# Records for the exercise
• • • •

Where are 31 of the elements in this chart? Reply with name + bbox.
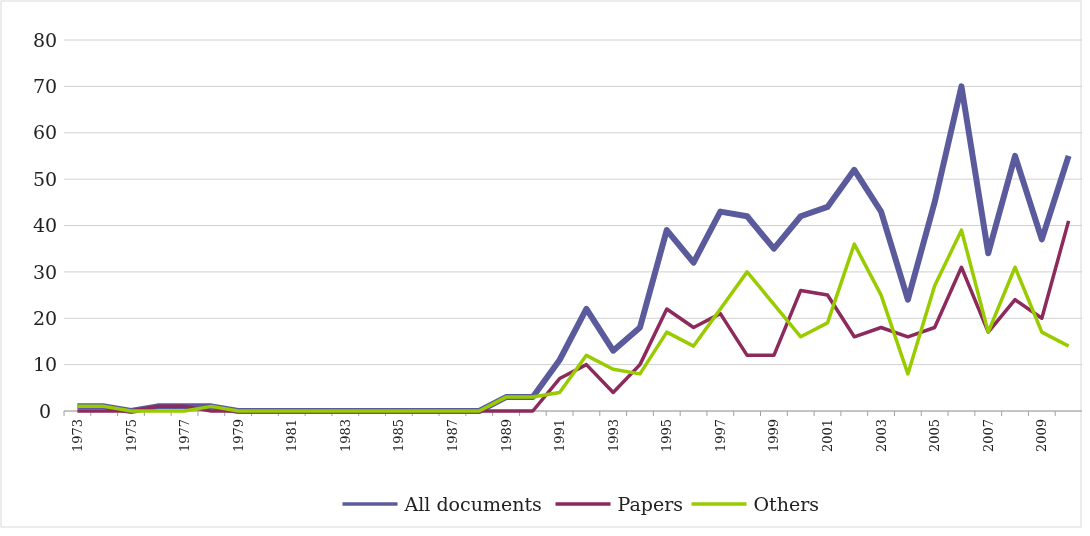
y-tick-label: 0 <box>38 399 52 422</box>
y-tick-label: 80 <box>32 28 58 51</box>
y-tick-label: 50 <box>32 167 58 190</box>
y-tick-label: 40 <box>32 214 58 237</box>
x-tick-label: 1997 <box>712 419 728 453</box>
legend-label: Others <box>753 492 820 515</box>
x-tick-label: 1999 <box>766 419 782 453</box>
y-tick-label: 70 <box>32 75 58 98</box>
x-tick-label: 1985 <box>391 419 407 453</box>
x-tick-label: 1975 <box>123 419 139 453</box>
x-tick-label: 1977 <box>177 419 193 453</box>
x-tick-label: 1989 <box>498 419 514 453</box>
y-tick-label: 60 <box>32 121 58 144</box>
x-tick-label: 2003 <box>873 419 889 453</box>
legend-label: Papers <box>617 492 683 515</box>
x-tick-label: 1981 <box>284 419 300 453</box>
y-tick-label: 10 <box>32 353 58 376</box>
x-tick-label: 2009 <box>1034 419 1050 453</box>
x-tick-label: 2005 <box>927 419 943 453</box>
legend-label: All documents <box>403 492 542 515</box>
x-tick-label: 1995 <box>659 419 675 453</box>
x-tick-label: 2007 <box>980 419 996 453</box>
x-tick-label: 2001 <box>820 419 836 453</box>
y-tick-label: 20 <box>32 306 58 329</box>
x-tick-label: 1979 <box>230 419 246 453</box>
y-tick-label: 30 <box>32 260 58 283</box>
x-tick-label: 1987 <box>445 419 460 453</box>
x-tick-label: 1993 <box>605 419 621 453</box>
x-tick-label: 1991 <box>552 419 568 453</box>
x-tick-label: 1973 <box>69 419 85 453</box>
x-tick-label: 1983 <box>337 419 353 453</box>
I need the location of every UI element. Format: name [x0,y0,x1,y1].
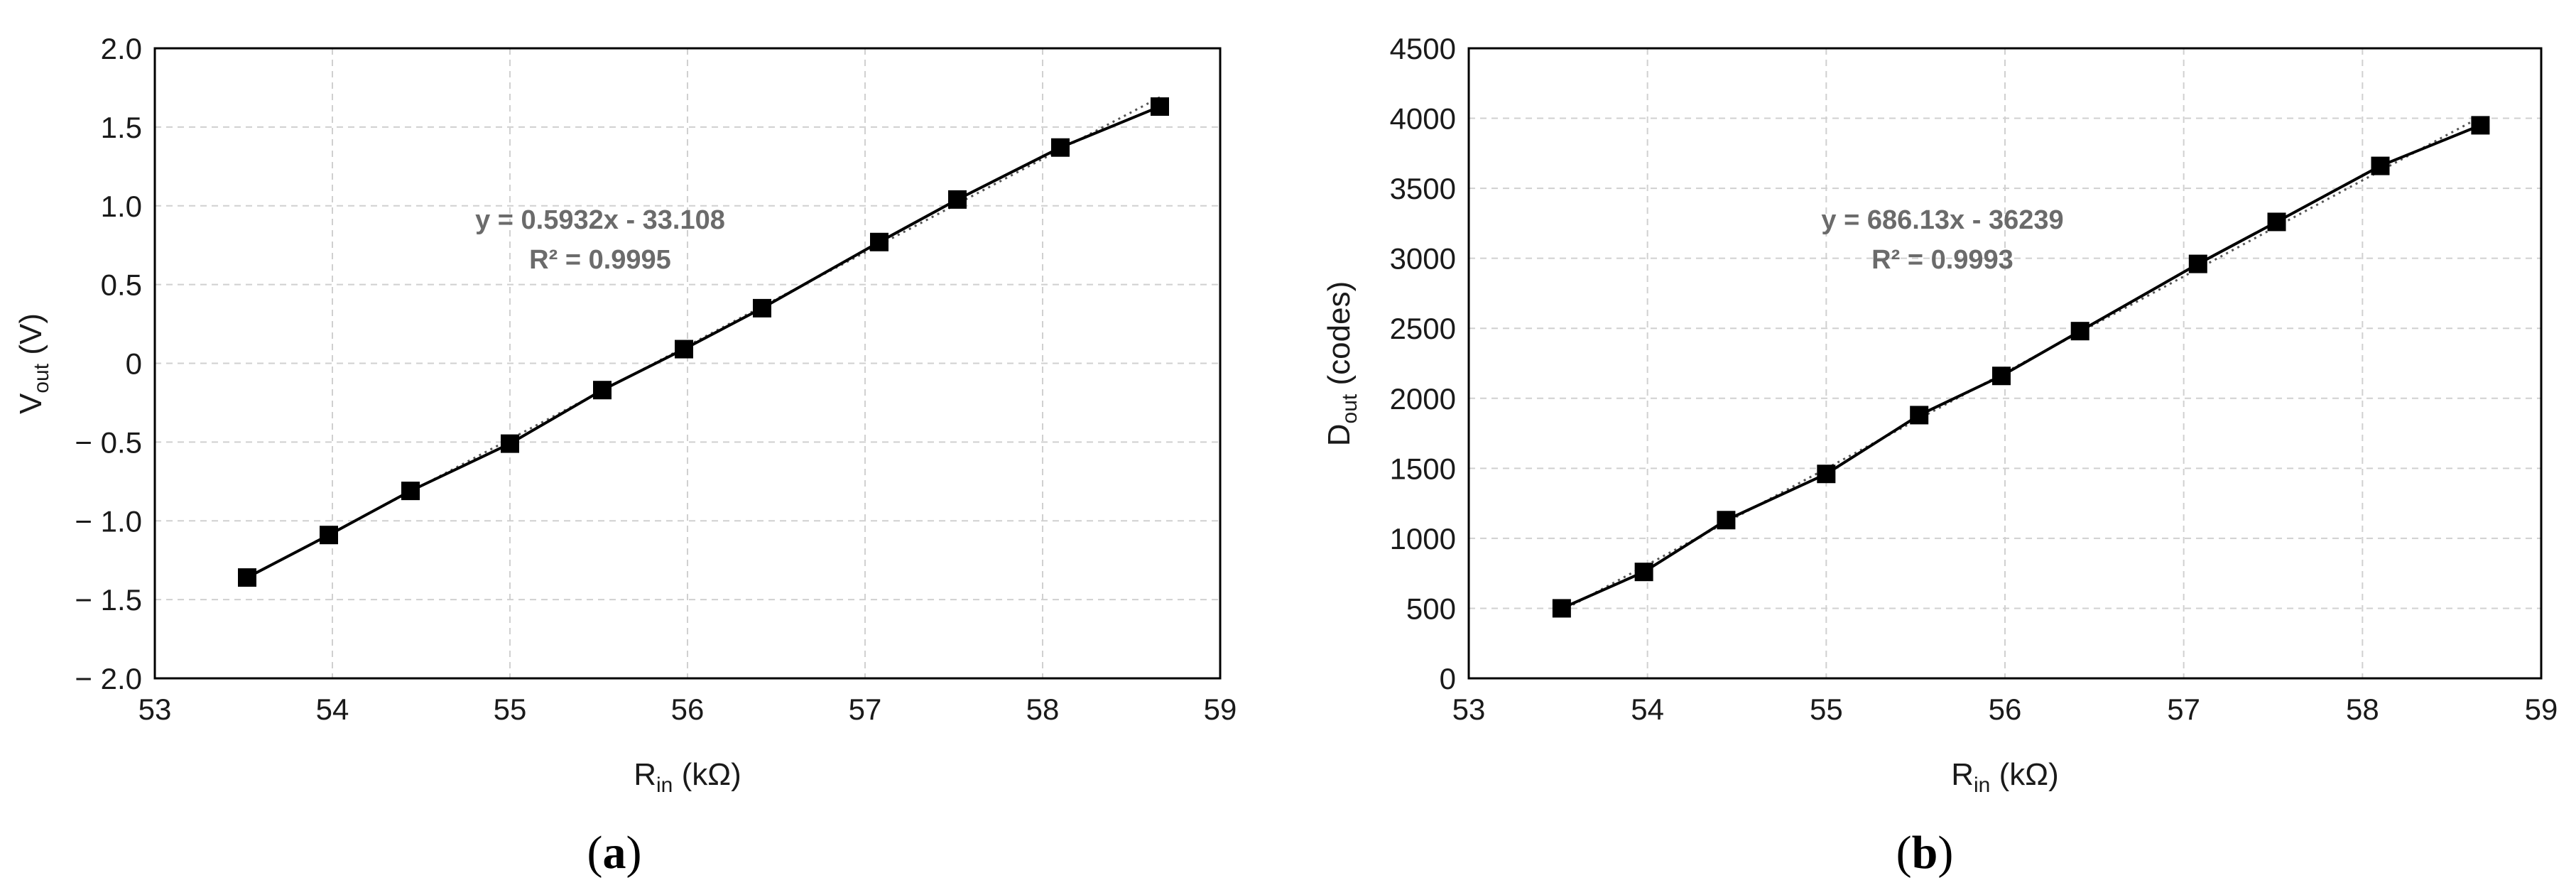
data-point-b [1817,465,1836,484]
data-point-a [238,568,256,587]
caption-b: (b) [1896,827,1954,879]
y-tick-label: 1.5 [101,111,142,144]
data-point-a [1051,138,1070,157]
y-axis-label-a: Vout (V) [13,313,53,414]
data-line-a [246,105,1161,579]
y-ticks-a: 2.0 1.5 1.0 0.5 0 − 0.5 − 1.0 − 1.5 − 2.0 [75,32,142,695]
x-tick-label: 59 [2525,693,2558,726]
markers-b [1552,116,2490,618]
x-tick-label: 54 [316,693,349,726]
x-tick-label: 57 [849,693,882,726]
y-tick-label: − 1.0 [75,504,142,538]
y-tick-label: 0 [1440,662,1456,695]
r-squared-b: R² = 0.9993 [1871,245,2013,275]
data-point-b [1717,511,1736,530]
x-tick-label: 53 [138,693,172,726]
y-tick-label: − 1.5 [75,583,142,617]
data-point-b [1910,406,1929,425]
y-tick-label: 500 [1406,592,1456,625]
y-tick-label: − 2.0 [75,662,142,695]
y-tick-label: 0 [126,347,142,381]
y-tick-label: 1.0 [101,190,142,223]
x-tick-label: 57 [2167,693,2200,726]
x-tick-label: 55 [494,693,527,726]
x-tick-label: 53 [1452,693,1486,726]
data-point-b [2371,156,2390,175]
data-point-b [2188,254,2207,273]
y-tick-label: 2500 [1390,312,1456,345]
x-tick-label: 54 [1631,693,1664,726]
y-ticks-b: 4500 4000 3500 3000 2500 2000 1500 1000 500 0 [1390,32,1456,695]
grid-b [1469,48,2541,678]
grid-a [155,48,1220,678]
y-tick-label: 3000 [1390,242,1456,276]
plot-frame-b [1467,47,2543,680]
data-point-a [401,482,420,501]
data-point-a [675,340,693,359]
data-point-a [501,434,519,453]
x-tick-label: 58 [2346,693,2379,726]
y-axis-label-b: Dout (codes) [1322,281,1362,446]
y-tick-label: 3500 [1390,172,1456,205]
chart-panel-a: 53 54 55 56 57 58 59 2.0 1.5 1.0 0.5 0 − 0.5 − 1.0 − … [13,32,1237,879]
data-point-a [870,232,888,251]
x-axis-label-a: Rin (kΩ) [634,757,741,797]
data-point-b [2267,212,2286,232]
equation-b: y = 686.13x - 36239 [1821,205,2063,235]
equation-a: y = 0.5932x - 33.108 [475,205,725,235]
y-tick-label: 4500 [1390,32,1456,65]
caption-a: (a) [587,827,642,879]
plot-frame-a [153,47,1222,680]
x-tick-label: 58 [1026,693,1060,726]
y-tick-label: − 0.5 [75,425,142,459]
x-tick-label: 56 [1989,693,2022,726]
y-tick-label: 0.5 [101,268,142,302]
data-point-b [2070,322,2089,341]
x-ticks-a: 53 54 55 56 57 58 59 [138,693,1237,726]
markers-a [238,97,1169,587]
data-point-a [948,190,967,209]
r-squared-a: R² = 0.9995 [529,245,671,275]
data-point-a [753,298,771,318]
data-point-b [1991,367,2011,386]
data-point-b [1634,563,1653,582]
x-tick-label: 55 [1810,693,1843,726]
y-tick-label: 1000 [1390,522,1456,555]
y-tick-label: 2.0 [101,32,142,65]
data-point-a [593,381,612,400]
x-tick-label: 59 [1204,693,1237,726]
x-axis-label-b: Rin (kΩ) [1951,757,2059,797]
y-tick-label: 1500 [1390,452,1456,485]
y-tick-label: 4000 [1390,102,1456,136]
data-point-a [1151,97,1169,116]
x-tick-label: 56 [671,693,705,726]
x-ticks-b: 53 54 55 56 57 58 59 [1452,693,2558,726]
y-tick-label: 2000 [1390,382,1456,416]
chart-panel-b: 53 54 55 56 57 58 59 4500 4000 3500 3000 2500 2000 1… [1322,32,2558,879]
data-point-b [1552,599,1571,618]
data-line-b [1561,124,2482,610]
data-point-b [2471,116,2490,135]
data-point-a [320,526,338,545]
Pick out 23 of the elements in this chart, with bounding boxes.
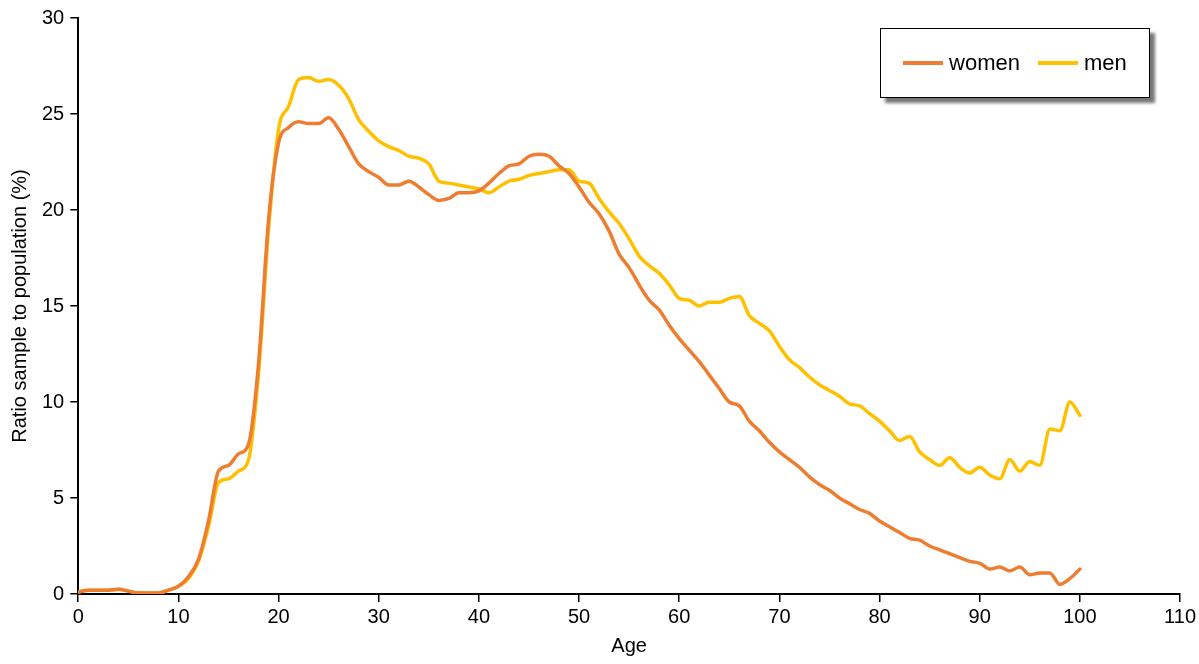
y-tick-label: 0 (53, 581, 65, 604)
x-tick-label: 30 (367, 604, 390, 627)
x-tick-label: 90 (968, 604, 991, 627)
y-axis-title: Ratio sample to population (%) (7, 169, 30, 443)
y-tick-label: 15 (42, 293, 65, 316)
y-tick-label: 25 (42, 101, 65, 124)
x-tick-label: 80 (868, 604, 891, 627)
y-tick-label: 5 (53, 485, 65, 508)
x-tick-label: 110 (1164, 604, 1196, 627)
x-tick-label: 10 (167, 604, 190, 627)
x-tick-label: 50 (567, 604, 591, 627)
x-tick-label: 0 (72, 604, 84, 627)
x-tick-label: 100 (1063, 604, 1097, 627)
y-tick-label: 10 (42, 389, 65, 412)
x-tick-label: 40 (467, 604, 491, 627)
legend-label: men (1083, 50, 1127, 76)
x-tick-label: 20 (267, 604, 290, 627)
x-axis-title: Age (611, 633, 647, 656)
y-tick-label: 20 (42, 197, 65, 220)
x-tick-label: 60 (668, 604, 691, 627)
x-tick-label: 70 (768, 604, 791, 627)
legend-label: women (949, 50, 1020, 76)
y-tick-label: 30 (42, 5, 65, 28)
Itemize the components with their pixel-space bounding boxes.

• • • •

Reproduce every one of the lines above verbatim, in their original order, omitting the picture placeholders from the output.

Where are 31 of the elements in this chart? Reply with name + bbox.
y-tick-label: 0 <box>38 399 52 422</box>
y-tick-label: 80 <box>32 28 58 51</box>
y-tick-label: 50 <box>32 167 58 190</box>
y-tick-label: 40 <box>32 214 58 237</box>
x-tick-label: 1997 <box>712 419 728 453</box>
legend-label: Others <box>753 492 820 515</box>
x-tick-label: 1999 <box>766 419 782 453</box>
y-tick-label: 70 <box>32 75 58 98</box>
x-tick-label: 1985 <box>391 419 407 453</box>
x-tick-label: 1975 <box>123 419 139 453</box>
x-tick-label: 1977 <box>177 419 193 453</box>
x-tick-label: 1989 <box>498 419 514 453</box>
y-tick-label: 60 <box>32 121 58 144</box>
x-tick-label: 2003 <box>873 419 889 453</box>
legend-label: Papers <box>617 492 683 515</box>
x-tick-label: 1981 <box>284 419 300 453</box>
y-tick-label: 10 <box>32 353 58 376</box>
x-tick-label: 2009 <box>1034 419 1050 453</box>
x-tick-label: 2005 <box>927 419 943 453</box>
legend-label: All documents <box>403 492 542 515</box>
x-tick-label: 1995 <box>659 419 675 453</box>
x-tick-label: 2007 <box>980 419 996 453</box>
x-tick-label: 2001 <box>820 419 836 453</box>
y-tick-label: 20 <box>32 306 58 329</box>
x-tick-label: 1979 <box>230 419 246 453</box>
y-tick-label: 30 <box>32 260 58 283</box>
x-tick-label: 1987 <box>445 419 460 453</box>
x-tick-label: 1993 <box>605 419 621 453</box>
x-tick-label: 1991 <box>552 419 568 453</box>
x-tick-label: 1973 <box>69 419 85 453</box>
x-tick-label: 1983 <box>337 419 353 453</box>
I need the location of every UI element. Format: name [x0,y0,x1,y1].
data-point-b [1817,465,1836,484]
data-point-a [238,568,256,587]
caption-b: (b) [1896,827,1954,879]
y-tick-label: 1.5 [101,111,142,144]
data-point-a [1051,138,1070,157]
y-axis-label-a: Vout (V) [13,313,53,414]
data-line-a [246,105,1161,579]
y-ticks-a: 2.0 1.5 1.0 0.5 0 − 0.5 − 1.0 − 1.5 − 2.0 [75,32,142,695]
x-tick-label: 59 [2525,693,2558,726]
markers-b [1552,116,2490,618]
x-tick-label: 54 [316,693,349,726]
x-tick-label: 57 [849,693,882,726]
y-tick-label: − 1.0 [75,504,142,538]
y-tick-label: 0 [1440,662,1456,695]
r-squared-b: R² = 0.9993 [1871,245,2013,275]
data-point-b [1717,511,1736,530]
x-tick-label: 53 [138,693,172,726]
y-tick-label: − 1.5 [75,583,142,617]
data-point-b [1910,406,1929,425]
y-tick-label: 500 [1406,592,1456,625]
y-tick-label: − 2.0 [75,662,142,695]
y-tick-label: 0 [126,347,142,381]
y-tick-label: 1.0 [101,190,142,223]
x-tick-label: 57 [2167,693,2200,726]
x-tick-label: 55 [494,693,527,726]
x-tick-label: 53 [1452,693,1486,726]
data-point-b [2371,156,2390,175]
data-point-b [2188,254,2207,273]
y-tick-label: 2500 [1390,312,1456,345]
x-tick-label: 54 [1631,693,1664,726]
y-ticks-b: 4500 4000 3500 3000 2500 2000 1500 1000 500 0 [1390,32,1456,695]
grid-b [1469,48,2541,678]
grid-a [155,48,1220,678]
y-tick-label: 3000 [1390,242,1456,276]
plot-frame-b [1467,47,2543,680]
data-point-a [401,482,420,501]
data-point-a [675,340,693,359]
data-point-a [501,434,519,453]
x-tick-label: 58 [2346,693,2379,726]
y-axis-label-b: Dout (codes) [1322,281,1362,446]
y-tick-label: 3500 [1390,172,1456,205]
chart-panel-a: 53 54 55 56 57 58 59 2.0 1.5 1.0 0.5 0 − 0.5 − 1.0 − … [13,32,1237,879]
data-point-a [870,232,888,251]
x-axis-label-a: Rin (kΩ) [634,757,741,797]
data-point-b [2267,212,2286,232]
equation-b: y = 686.13x - 36239 [1821,205,2063,235]
equation-a: y = 0.5932x - 33.108 [475,205,725,235]
y-tick-label: 4500 [1390,32,1456,65]
caption-a: (a) [587,827,642,879]
plot-frame-a [153,47,1222,680]
x-tick-label: 58 [1026,693,1060,726]
y-tick-label: − 0.5 [75,425,142,459]
x-tick-label: 56 [1989,693,2022,726]
y-tick-label: 0.5 [101,268,142,302]
data-point-b [2070,322,2089,341]
x-ticks-a: 53 54 55 56 57 58 59 [138,693,1237,726]
markers-a [238,97,1169,587]
data-point-a [948,190,967,209]
r-squared-a: R² = 0.9995 [529,245,671,275]
data-point-a [753,298,771,318]
data-point-b [1991,367,2011,386]
data-point-b [1634,563,1653,582]
x-tick-label: 55 [1810,693,1843,726]
y-tick-label: 1000 [1390,522,1456,555]
y-tick-label: 2.0 [101,32,142,65]
data-point-a [593,381,612,400]
x-tick-label: 59 [1204,693,1237,726]
x-axis-label-b: Rin (kΩ) [1951,757,2059,797]
y-tick-label: 1500 [1390,452,1456,485]
y-tick-label: 4000 [1390,102,1456,136]
data-point-a [1151,97,1169,116]
x-tick-label: 56 [671,693,705,726]
x-ticks-b: 53 54 55 56 57 58 59 [1452,693,2558,726]
y-tick-label: 2000 [1390,382,1456,416]
chart-panel-b: 53 54 55 56 57 58 59 4500 4000 3500 3000 2500 2000 1… [1322,32,2558,879]
data-point-b [1552,599,1571,618]
data-line-b [1561,124,2482,610]
data-point-b [2471,116,2490,135]
data-point-a [320,526,338,545]
Pick out 23 of the elements in this chart, with bounding boxes.
y-tick-label: 0 (53, 581, 65, 604)
x-tick-label: 30 (367, 604, 390, 627)
x-tick-label: 90 (968, 604, 991, 627)
y-axis-title: Ratio sample to population (%) (7, 169, 30, 443)
y-tick-label: 15 (42, 293, 65, 316)
y-tick-label: 25 (42, 101, 65, 124)
x-tick-label: 80 (868, 604, 891, 627)
y-tick-label: 5 (53, 485, 65, 508)
x-tick-label: 110 (1164, 604, 1196, 627)
x-tick-label: 10 (167, 604, 190, 627)
x-tick-label: 50 (567, 604, 591, 627)
x-tick-label: 0 (72, 604, 84, 627)
x-tick-label: 100 (1063, 604, 1097, 627)
y-tick-label: 10 (42, 389, 65, 412)
x-tick-label: 40 (467, 604, 491, 627)
legend-label: men (1083, 50, 1127, 76)
x-tick-label: 20 (267, 604, 290, 627)
x-axis-title: Age (611, 633, 647, 656)
y-tick-label: 20 (42, 197, 65, 220)
x-tick-label: 60 (668, 604, 691, 627)
x-tick-label: 70 (768, 604, 791, 627)
legend-label: women (949, 50, 1020, 76)
y-tick-label: 30 (42, 5, 65, 28)
Itemize the components with their pixel-space bounding boxes.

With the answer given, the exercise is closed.